| Directive |
Exactly reproduce each line of the listing that follows.

--- BEGIN Listed entries ---

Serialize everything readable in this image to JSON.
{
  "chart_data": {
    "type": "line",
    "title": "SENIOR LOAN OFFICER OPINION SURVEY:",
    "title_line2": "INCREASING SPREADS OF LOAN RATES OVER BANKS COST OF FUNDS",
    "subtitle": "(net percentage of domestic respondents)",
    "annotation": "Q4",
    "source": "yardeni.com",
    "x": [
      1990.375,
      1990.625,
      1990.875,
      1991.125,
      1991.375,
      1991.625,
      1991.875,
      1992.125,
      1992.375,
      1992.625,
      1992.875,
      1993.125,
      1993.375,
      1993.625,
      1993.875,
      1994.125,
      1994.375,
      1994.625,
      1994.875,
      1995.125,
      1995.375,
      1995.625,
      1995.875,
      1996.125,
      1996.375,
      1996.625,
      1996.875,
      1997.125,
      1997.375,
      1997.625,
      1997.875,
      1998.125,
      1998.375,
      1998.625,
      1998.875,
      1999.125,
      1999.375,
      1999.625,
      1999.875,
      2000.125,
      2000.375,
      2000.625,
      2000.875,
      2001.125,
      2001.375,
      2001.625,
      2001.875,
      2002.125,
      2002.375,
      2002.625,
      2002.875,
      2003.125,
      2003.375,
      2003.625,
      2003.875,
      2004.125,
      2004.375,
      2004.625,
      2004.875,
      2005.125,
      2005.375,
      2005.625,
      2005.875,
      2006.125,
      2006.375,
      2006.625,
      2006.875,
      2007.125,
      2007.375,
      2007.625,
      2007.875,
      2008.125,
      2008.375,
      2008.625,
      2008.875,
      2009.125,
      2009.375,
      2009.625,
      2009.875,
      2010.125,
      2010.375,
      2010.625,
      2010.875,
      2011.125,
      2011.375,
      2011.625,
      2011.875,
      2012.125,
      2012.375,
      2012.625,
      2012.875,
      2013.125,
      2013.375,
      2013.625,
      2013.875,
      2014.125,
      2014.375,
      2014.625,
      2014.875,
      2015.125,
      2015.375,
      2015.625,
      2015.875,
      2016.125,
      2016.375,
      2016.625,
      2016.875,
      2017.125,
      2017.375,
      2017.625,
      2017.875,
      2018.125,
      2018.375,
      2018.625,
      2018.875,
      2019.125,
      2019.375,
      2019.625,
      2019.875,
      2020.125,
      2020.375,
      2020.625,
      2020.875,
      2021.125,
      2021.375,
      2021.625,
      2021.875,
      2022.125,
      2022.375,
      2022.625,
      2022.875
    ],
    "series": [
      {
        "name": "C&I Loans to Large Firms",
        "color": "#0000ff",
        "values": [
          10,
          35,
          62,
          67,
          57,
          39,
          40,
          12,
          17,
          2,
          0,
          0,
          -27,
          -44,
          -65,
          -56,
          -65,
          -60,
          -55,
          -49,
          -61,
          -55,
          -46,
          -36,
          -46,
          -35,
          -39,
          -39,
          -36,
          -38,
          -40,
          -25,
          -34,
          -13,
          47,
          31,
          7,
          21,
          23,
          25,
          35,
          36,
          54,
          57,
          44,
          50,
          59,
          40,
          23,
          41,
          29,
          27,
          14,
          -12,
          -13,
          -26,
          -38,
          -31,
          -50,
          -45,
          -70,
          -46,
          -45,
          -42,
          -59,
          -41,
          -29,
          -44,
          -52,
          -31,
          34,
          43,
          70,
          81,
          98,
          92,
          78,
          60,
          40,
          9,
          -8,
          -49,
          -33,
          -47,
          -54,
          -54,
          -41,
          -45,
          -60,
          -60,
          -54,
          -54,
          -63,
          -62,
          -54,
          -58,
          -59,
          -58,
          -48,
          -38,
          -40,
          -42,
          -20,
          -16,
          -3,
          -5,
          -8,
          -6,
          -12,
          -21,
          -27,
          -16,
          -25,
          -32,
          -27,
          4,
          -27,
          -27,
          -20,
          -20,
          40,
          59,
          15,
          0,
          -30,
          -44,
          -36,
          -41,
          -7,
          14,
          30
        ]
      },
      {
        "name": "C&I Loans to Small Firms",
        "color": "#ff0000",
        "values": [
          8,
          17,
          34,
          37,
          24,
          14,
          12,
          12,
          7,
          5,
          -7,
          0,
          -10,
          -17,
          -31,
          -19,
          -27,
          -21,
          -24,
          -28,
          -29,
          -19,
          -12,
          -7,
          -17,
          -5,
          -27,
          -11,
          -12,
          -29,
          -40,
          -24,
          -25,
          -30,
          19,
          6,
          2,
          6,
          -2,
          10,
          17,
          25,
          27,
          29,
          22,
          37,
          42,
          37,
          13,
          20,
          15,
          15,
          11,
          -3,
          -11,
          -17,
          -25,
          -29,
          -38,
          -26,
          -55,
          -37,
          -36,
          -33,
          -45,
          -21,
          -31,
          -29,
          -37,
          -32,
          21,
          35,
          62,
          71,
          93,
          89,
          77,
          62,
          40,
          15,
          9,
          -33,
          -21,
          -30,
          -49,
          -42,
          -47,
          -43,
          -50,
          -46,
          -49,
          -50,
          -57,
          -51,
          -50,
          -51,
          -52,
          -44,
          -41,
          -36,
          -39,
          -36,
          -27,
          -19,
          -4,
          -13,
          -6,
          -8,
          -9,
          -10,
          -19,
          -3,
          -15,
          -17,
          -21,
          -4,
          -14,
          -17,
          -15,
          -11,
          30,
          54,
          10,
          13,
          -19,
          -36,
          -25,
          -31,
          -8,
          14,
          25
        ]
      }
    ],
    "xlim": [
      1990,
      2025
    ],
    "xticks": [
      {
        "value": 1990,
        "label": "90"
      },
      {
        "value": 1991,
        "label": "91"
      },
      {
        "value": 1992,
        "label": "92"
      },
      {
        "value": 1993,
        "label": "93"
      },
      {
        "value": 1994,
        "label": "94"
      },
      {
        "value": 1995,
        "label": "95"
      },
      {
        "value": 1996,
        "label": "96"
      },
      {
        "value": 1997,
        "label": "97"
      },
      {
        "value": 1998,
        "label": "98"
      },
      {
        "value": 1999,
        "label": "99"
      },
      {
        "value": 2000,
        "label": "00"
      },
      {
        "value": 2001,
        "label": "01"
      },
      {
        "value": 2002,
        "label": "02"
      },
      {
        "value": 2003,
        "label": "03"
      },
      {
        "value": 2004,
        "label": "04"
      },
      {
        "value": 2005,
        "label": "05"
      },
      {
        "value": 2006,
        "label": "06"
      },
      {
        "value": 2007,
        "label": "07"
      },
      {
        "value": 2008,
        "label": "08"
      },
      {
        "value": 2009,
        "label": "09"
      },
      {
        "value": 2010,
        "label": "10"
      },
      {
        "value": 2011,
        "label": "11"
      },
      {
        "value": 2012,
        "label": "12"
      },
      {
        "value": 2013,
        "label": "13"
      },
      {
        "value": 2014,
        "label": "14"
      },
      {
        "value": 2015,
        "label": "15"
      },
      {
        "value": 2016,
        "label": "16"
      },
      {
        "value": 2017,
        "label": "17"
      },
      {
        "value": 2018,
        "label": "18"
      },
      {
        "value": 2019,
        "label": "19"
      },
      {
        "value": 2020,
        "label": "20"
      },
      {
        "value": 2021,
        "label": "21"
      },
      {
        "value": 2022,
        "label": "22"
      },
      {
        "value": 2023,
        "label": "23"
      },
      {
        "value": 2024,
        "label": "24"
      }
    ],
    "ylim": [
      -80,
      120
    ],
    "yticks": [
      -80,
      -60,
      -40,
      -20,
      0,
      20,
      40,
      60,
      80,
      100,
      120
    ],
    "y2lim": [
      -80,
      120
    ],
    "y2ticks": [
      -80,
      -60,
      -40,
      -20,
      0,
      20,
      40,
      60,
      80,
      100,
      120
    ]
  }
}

--- END Listed entries ---

| Solution to this problem |
Serialize everything readable in this image to JSON.
{
  "chart_data": {
    "type": "line",
    "title": "SENIOR LOAN OFFICER OPINION SURVEY:",
    "title_line2": "INCREASING SPREADS OF LOAN RATES OVER BANKS COST OF FUNDS",
    "subtitle": "(net percentage of domestic respondents)",
    "annotation": "Q4",
    "source": "yardeni.com",
    "x": [
      1990.375,
      1990.625,
      1990.875,
      1991.125,
      1991.375,
      1991.625,
      1991.875,
      1992.125,
      1992.375,
      1992.625,
      1992.875,
      1993.125,
      1993.375,
      1993.625,
      1993.875,
      1994.125,
      1994.375,
      1994.625,
      1994.875,
      1995.125,
      1995.375,
      1995.625,
      1995.875,
      1996.125,
      1996.375,
      1996.625,
      1996.875,
      1997.125,
      1997.375,
      1997.625,
      1997.875,
      1998.125,
      1998.375,
      1998.625,
      1998.875,
      1999.125,
      1999.375,
      1999.625,
      1999.875,
      2000.125,
      2000.375,
      2000.625,
      2000.875,
      2001.125,
      2001.375,
      2001.625,
      2001.875,
      2002.125,
      2002.375,
      2002.625,
      2002.875,
      2003.125,
      2003.375,
      2003.625,
      2003.875,
      2004.125,
      2004.375,
      2004.625,
      2004.875,
      2005.125,
      2005.375,
      2005.625,
      2005.875,
      2006.125,
      2006.375,
      2006.625,
      2006.875,
      2007.125,
      2007.375,
      2007.625,
      2007.875,
      2008.125,
      2008.375,
      2008.625,
      2008.875,
      2009.125,
      2009.375,
      2009.625,
      2009.875,
      2010.125,
      2010.375,
      2010.625,
      2010.875,
      2011.125,
      2011.375,
      2011.625,
      2011.875,
      2012.125,
      2012.375,
      2012.625,
      2012.875,
      2013.125,
      2013.375,
      2013.625,
      2013.875,
      2014.125,
      2014.375,
      2014.625,
      2014.875,
      2015.125,
      2015.375,
      2015.625,
      2015.875,
      2016.125,
      2016.375,
      2016.625,
      2016.875,
      2017.125,
      2017.375,
      2017.625,
      2017.875,
      2018.125,
      2018.375,
      2018.625,
      2018.875,
      2019.125,
      2019.375,
      2019.625,
      2019.875,
      2020.125,
      2020.375,
      2020.625,
      2020.875,
      2021.125,
      2021.375,
      2021.625,
      2021.875,
      2022.125,
      2022.375,
      2022.625,
      2022.875
    ],
    "series": [
      {
        "name": "C&I Loans to Large Firms",
        "color": "#0000ff",
        "values": [
          10,
          35,
          62,
          67,
          57,
          39,
          40,
          12,
          17,
          2,
          0,
          0,
          -27,
          -44,
          -65,
          -56,
          -65,
          -60,
          -55,
          -49,
          -61,
          -55,
          -46,
          -36,
          -46,
          -35,
          -39,
          -39,
          -36,
          -38,
          -40,
          -25,
          -34,
          -13,
          47,
          31,
          7,
          21,
          23,
          25,
          35,
          36,
          54,
          57,
          44,
          50,
          59,
          40,
          23,
          41,
          29,
          27,
          14,
          -12,
          -13,
          -26,
          -38,
          -31,
          -50,
          -45,
          -70,
          -46,
          -45,
          -42,
          -59,
          -41,
          -29,
          -44,
          -52,
          -31,
          34,
          43,
          70,
          81,
          98,
          92,
          78,
          60,
          40,
          9,
          -8,
          -49,
          -33,
          -47,
          -54,
          -54,
          -41,
          -45,
          -60,
          -60,
          -54,
          -54,
          -63,
          -62,
          -54,
          -58,
          -59,
          -58,
          -48,
          -38,
          -40,
          -42,
          -20,
          -16,
          -3,
          -5,
          -8,
          -6,
          -12,
          -21,
          -27,
          -16,
          -25,
          -32,
          -27,
          4,
          -27,
          -27,
          -20,
          -20,
          40,
          59,
          15,
          0,
          -30,
          -44,
          -36,
          -41,
          -7,
          14,
          30
        ]
      },
      {
        "name": "C&I Loans to Small Firms",
        "color": "#ff0000",
        "values": [
          8,
          17,
          34,
          37,
          24,
          14,
          12,
          12,
          7,
          5,
          -7,
          0,
          -10,
          -17,
          -31,
          -19,
          -27,
          -21,
          -24,
          -28,
          -29,
          -19,
          -12,
          -7,
          -17,
          -5,
          -27,
          -11,
          -12,
          -29,
          -40,
          -24,
          -25,
          -30,
          19,
          6,
          2,
          6,
          -2,
          10,
          17,
          25,
          27,
          29,
          22,
          37,
          42,
          37,
          13,
          20,
          15,
          15,
          11,
          -3,
          -11,
          -17,
          -25,
          -29,
          -38,
          -26,
          -55,
          -37,
          -36,
          -33,
          -45,
          -21,
          -31,
          -29,
          -37,
          -32,
          21,
          35,
          62,
          71,
          93,
          89,
          77,
          62,
          40,
          15,
          9,
          -33,
          -21,
          -30,
          -49,
          -42,
          -47,
          -43,
          -50,
          -46,
          -49,
          -50,
          -57,
          -51,
          -50,
          -51,
          -52,
          -44,
          -41,
          -36,
          -39,
          -36,
          -27,
          -19,
          -4,
          -13,
          -6,
          -8,
          -9,
          -10,
          -19,
          -3,
          -15,
          -17,
          -21,
          -4,
          -14,
          -17,
          -15,
          -11,
          30,
          54,
          10,
          13,
          -19,
          -36,
          -25,
          -31,
          -8,
          14,
          25
        ]
      }
    ],
    "xlim": [
      1990,
      2025
    ],
    "xticks": [
      {
        "value": 1990,
        "label": "90"
      },
      {
        "value": 1991,
        "label": "91"
      },
      {
        "value": 1992,
        "label": "92"
      },
      {
        "value": 1993,
        "label": "93"
      },
      {
        "value": 1994,
        "label": "94"
      },
      {
        "value": 1995,
        "label": "95"
      },
      {
        "value": 1996,
        "label": "96"
      },
      {
        "value": 1997,
        "label": "97"
      },
      {
        "value": 1998,
        "label": "98"
      },
      {
        "value": 1999,
        "label": "99"
      },
      {
        "value": 2000,
        "label": "00"
      },
      {
        "value": 2001,
        "label": "01"
      },
      {
        "value": 2002,
        "label": "02"
      },
      {
        "value": 2003,
        "label": "03"
      },
      {
        "value": 2004,
        "label": "04"
      },
      {
        "value": 2005,
        "label": "05"
      },
      {
        "value": 2006,
        "label": "06"
      },
      {
        "value": 2007,
        "label": "07"
      },
      {
        "value": 2008,
        "label": "08"
      },
      {
        "value": 2009,
        "label": "09"
      },
      {
        "value": 2010,
        "label": "10"
      },
      {
        "value": 2011,
        "label": "11"
      },
      {
        "value": 2012,
        "label": "12"
      },
      {
        "value": 2013,
        "label": "13"
      },
      {
        "value": 2014,
        "label": "14"
      },
      {
        "value": 2015,
        "label": "15"
      },
      {
        "value": 2016,
        "label": "16"
      },
      {
        "value": 2017,
        "label": "17"
      },
      {
        "value": 2018,
        "label": "18"
      },
      {
        "value": 2019,
        "label": "19"
      },
      {
        "value": 2020,
        "label": "20"
      },
      {
        "value": 2021,
        "label": "21"
      },
      {
        "value": 2022,
        "label": "22"
      },
      {
        "value": 2023,
        "label": "23"
      },
      {
        "value": 2024,
        "label": "24"
      }
    ],
    "ylim": [
      -80,
      120
    ],
    "yticks": [
      -80,
      -60,
      -40,
      -20,
      0,
      20,
      40,
      60,
      80,
      100,
      120
    ],
    "y2lim": [
      -80,
      120
    ],
    "y2ticks": [
      -80,
      -60,
      -40,
      -20,
      0,
      20,
      40,
      60,
      80,
      100,
      120
    ]
  }
}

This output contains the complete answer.